Exercise objective
Take every line from the material that has the word "否按旷工处理" in it.

Material provided
******************************

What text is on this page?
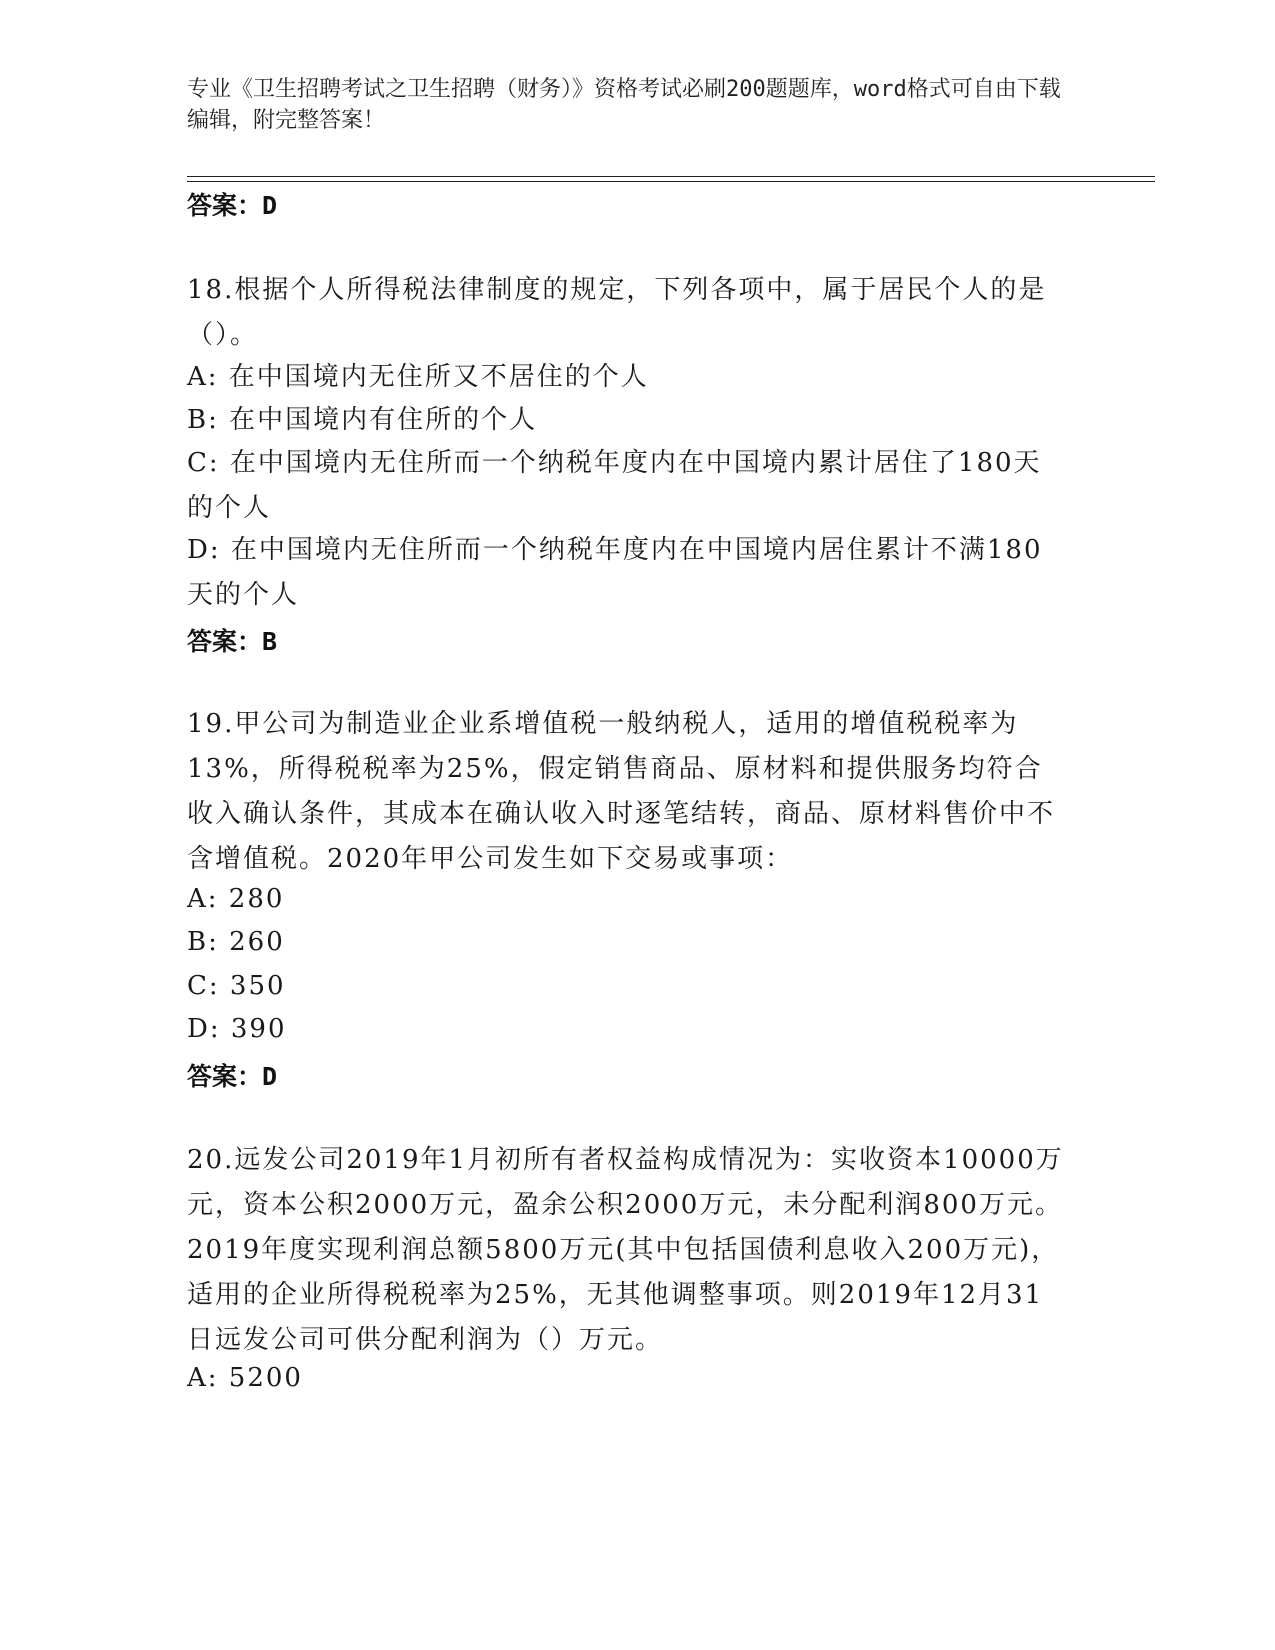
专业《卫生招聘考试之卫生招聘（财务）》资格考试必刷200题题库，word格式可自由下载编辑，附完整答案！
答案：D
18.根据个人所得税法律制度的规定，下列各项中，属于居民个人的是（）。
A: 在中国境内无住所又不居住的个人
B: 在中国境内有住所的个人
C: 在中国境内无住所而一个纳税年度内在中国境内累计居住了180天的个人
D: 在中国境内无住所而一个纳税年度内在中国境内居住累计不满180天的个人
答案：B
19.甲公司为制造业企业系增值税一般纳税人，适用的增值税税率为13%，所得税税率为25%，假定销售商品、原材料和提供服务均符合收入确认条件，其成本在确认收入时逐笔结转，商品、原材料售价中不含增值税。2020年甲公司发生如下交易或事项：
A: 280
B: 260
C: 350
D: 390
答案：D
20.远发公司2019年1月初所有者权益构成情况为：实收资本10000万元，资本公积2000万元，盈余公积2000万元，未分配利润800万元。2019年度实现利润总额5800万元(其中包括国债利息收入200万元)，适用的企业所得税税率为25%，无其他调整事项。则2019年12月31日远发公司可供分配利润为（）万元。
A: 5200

******************************

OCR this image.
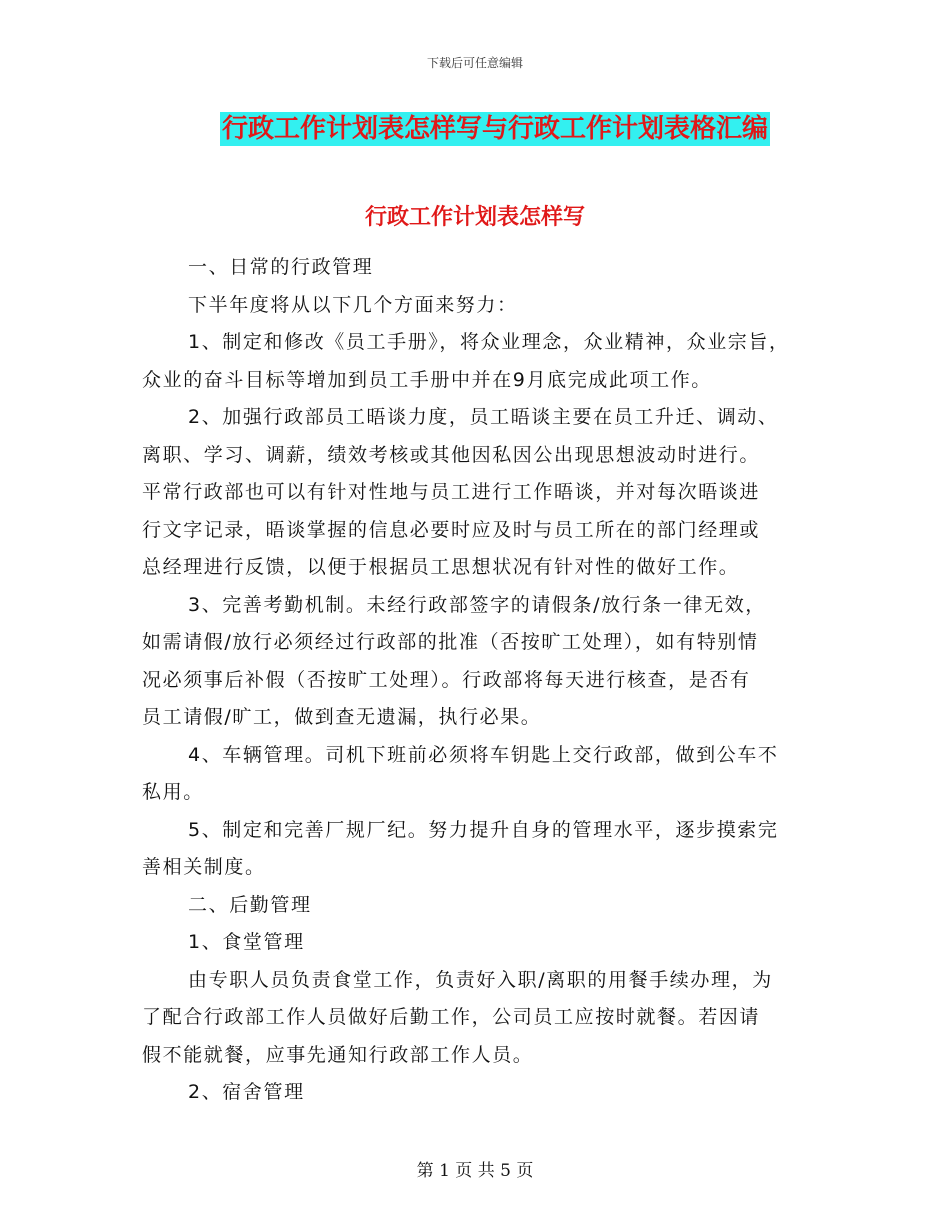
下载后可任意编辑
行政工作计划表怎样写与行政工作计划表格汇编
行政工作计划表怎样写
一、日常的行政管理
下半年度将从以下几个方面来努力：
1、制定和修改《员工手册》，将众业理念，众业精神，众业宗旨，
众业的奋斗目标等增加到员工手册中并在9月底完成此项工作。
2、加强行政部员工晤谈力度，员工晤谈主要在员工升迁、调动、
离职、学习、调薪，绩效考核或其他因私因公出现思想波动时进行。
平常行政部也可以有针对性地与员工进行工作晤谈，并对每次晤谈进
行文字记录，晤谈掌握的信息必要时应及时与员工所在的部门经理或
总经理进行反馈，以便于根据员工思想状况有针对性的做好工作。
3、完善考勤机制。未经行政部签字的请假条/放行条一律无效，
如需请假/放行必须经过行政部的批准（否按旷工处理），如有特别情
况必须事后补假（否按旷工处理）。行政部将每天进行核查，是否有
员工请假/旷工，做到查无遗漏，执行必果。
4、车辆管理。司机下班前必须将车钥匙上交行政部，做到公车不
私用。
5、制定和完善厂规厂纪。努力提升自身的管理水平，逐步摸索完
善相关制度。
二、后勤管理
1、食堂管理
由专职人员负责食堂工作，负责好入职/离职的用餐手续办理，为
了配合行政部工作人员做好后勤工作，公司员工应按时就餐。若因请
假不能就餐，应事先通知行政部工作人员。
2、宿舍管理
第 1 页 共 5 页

******************************

Solution to this exercise
如需请假/放行必须经过行政部的批准（否按旷工处理），如有特别情
况必须事后补假（否按旷工处理）。行政部将每天进行核查，是否有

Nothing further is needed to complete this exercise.